Extracted records
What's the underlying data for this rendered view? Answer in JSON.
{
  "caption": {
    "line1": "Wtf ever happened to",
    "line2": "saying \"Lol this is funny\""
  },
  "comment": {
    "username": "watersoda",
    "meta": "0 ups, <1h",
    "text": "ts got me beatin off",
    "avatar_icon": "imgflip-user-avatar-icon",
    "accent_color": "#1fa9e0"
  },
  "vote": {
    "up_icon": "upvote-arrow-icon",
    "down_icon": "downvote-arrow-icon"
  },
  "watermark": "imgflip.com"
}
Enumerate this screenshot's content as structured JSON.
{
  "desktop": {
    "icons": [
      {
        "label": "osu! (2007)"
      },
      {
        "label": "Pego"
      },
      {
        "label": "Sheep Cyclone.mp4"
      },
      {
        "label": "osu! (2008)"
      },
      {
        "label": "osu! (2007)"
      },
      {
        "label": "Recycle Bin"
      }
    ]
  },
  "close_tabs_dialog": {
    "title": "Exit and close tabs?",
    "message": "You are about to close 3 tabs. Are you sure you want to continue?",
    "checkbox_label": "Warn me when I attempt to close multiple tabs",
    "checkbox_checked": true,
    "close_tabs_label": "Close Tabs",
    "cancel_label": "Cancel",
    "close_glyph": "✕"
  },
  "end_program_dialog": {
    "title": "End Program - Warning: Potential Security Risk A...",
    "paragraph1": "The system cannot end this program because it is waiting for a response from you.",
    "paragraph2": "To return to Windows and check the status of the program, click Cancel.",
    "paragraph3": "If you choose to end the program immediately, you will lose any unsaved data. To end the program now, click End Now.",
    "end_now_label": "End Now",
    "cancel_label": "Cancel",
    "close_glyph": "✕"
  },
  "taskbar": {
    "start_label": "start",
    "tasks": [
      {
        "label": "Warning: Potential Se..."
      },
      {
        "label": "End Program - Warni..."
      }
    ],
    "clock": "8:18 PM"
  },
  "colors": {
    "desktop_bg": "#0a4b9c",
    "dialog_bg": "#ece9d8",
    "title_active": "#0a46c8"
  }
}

STATED TASK -> Make an exact copy of the listing, including every line.

ANSWER FOR THE TASK ->
What's the underlying data for this rendered view? Answer in JSON.
{
  "caption": {
    "line1": "Wtf ever happened to",
    "line2": "saying \"Lol this is funny\""
  },
  "comment": {
    "username": "watersoda",
    "meta": "0 ups, <1h",
    "text": "ts got me beatin off",
    "avatar_icon": "imgflip-user-avatar-icon",
    "accent_color": "#1fa9e0"
  },
  "vote": {
    "up_icon": "upvote-arrow-icon",
    "down_icon": "downvote-arrow-icon"
  },
  "watermark": "imgflip.com"
}
Enumerate this screenshot's content as structured JSON.
{
  "desktop": {
    "icons": [
      {
        "label": "osu! (2007)"
      },
      {
        "label": "Pego"
      },
      {
        "label": "Sheep Cyclone.mp4"
      },
      {
        "label": "osu! (2008)"
      },
      {
        "label": "osu! (2007)"
      },
      {
        "label": "Recycle Bin"
      }
    ]
  },
  "close_tabs_dialog": {
    "title": "Exit and close tabs?",
    "message": "You are about to close 3 tabs. Are you sure you want to continue?",
    "checkbox_label": "Warn me when I attempt to close multiple tabs",
    "checkbox_checked": true,
    "close_tabs_label": "Close Tabs",
    "cancel_label": "Cancel",
    "close_glyph": "✕"
  },
  "end_program_dialog": {
    "title": "End Program - Warning: Potential Security Risk A...",
    "paragraph1": "The system cannot end this program because it is waiting for a response from you.",
    "paragraph2": "To return to Windows and check the status of the program, click Cancel.",
    "paragraph3": "If you choose to end the program immediately, you will lose any unsaved data. To end the program now, click End Now.",
    "end_now_label": "End Now",
    "cancel_label": "Cancel",
    "close_glyph": "✕"
  },
  "taskbar": {
    "start_label": "start",
    "tasks": [
      {
        "label": "Warning: Potential Se..."
      },
      {
        "label": "End Program - Warni..."
      }
    ],
    "clock": "8:18 PM"
  },
  "colors": {
    "desktop_bg": "#0a4b9c",
    "dialog_bg": "#ece9d8",
    "title_active": "#0a46c8"
  }
}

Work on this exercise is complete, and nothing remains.